▶ **Recorded information**
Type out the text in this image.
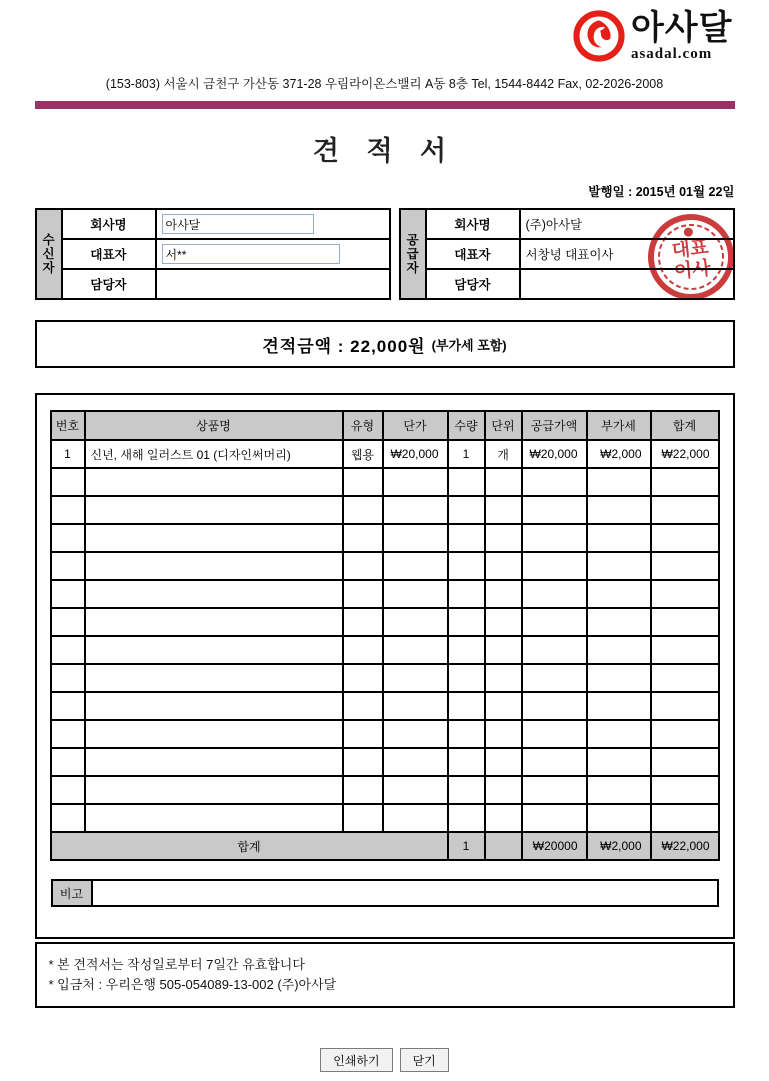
아사달
asadal.com
(153-803) 서울시 금천구 가산동 371-28 우림라이온스밸리 A동 8층 Tel, 1544-8442 Fax, 02-2026-2008
견 적 서
발행일 : 2015년 01월 22일
수신자	회사명	아사달
	대표자	서**
	담당자	
공급자	회사명	(주)아사달
	대표자	서창녕 대표이사
	담당자	
대표
이사
견적금액 : 22,000원 (부가세 포함)
번호	상품명	유형	단가	수량	단위	공급가액	부가세	합계
1	신년, 새해 일러스트 01 (디자인써머리)	웹용	₩20,000	1	개	₩20,000	₩2,000	₩22,000

합계				1		₩20000	₩2,000	₩22,000
비고	
* 본 견적서는 작성일로부터 7일간 유효합니다
* 입금처 : 우리은행 505-054089-13-002 (주)아사달
인쇄하기	닫기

▶ **Goal of the exercise**
Reproduce the material word for word, minus the images.

▶ **Complete response**
Type out the text in this image.
아사달
asadal.com
(153-803) 서울시 금천구 가산동 371-28 우림라이온스밸리 A동 8층 Tel, 1544-8442 Fax, 02-2026-2008
견 적 서
발행일 : 2015년 01월 22일
수신자	회사명	아사달
	대표자	서**
	담당자	
공급자	회사명	(주)아사달
	대표자	서창녕 대표이사
	담당자	
대표
이사
견적금액 : 22,000원 (부가세 포함)
번호	상품명	유형	단가	수량	단위	공급가액	부가세	합계
1	신년, 새해 일러스트 01 (디자인써머리)	웹용	₩20,000	1	개	₩20,000	₩2,000	₩22,000

합계				1		₩20000	₩2,000	₩22,000
비고	
* 본 견적서는 작성일로부터 7일간 유효합니다
* 입금처 : 우리은행 505-054089-13-002 (주)아사달
인쇄하기	닫기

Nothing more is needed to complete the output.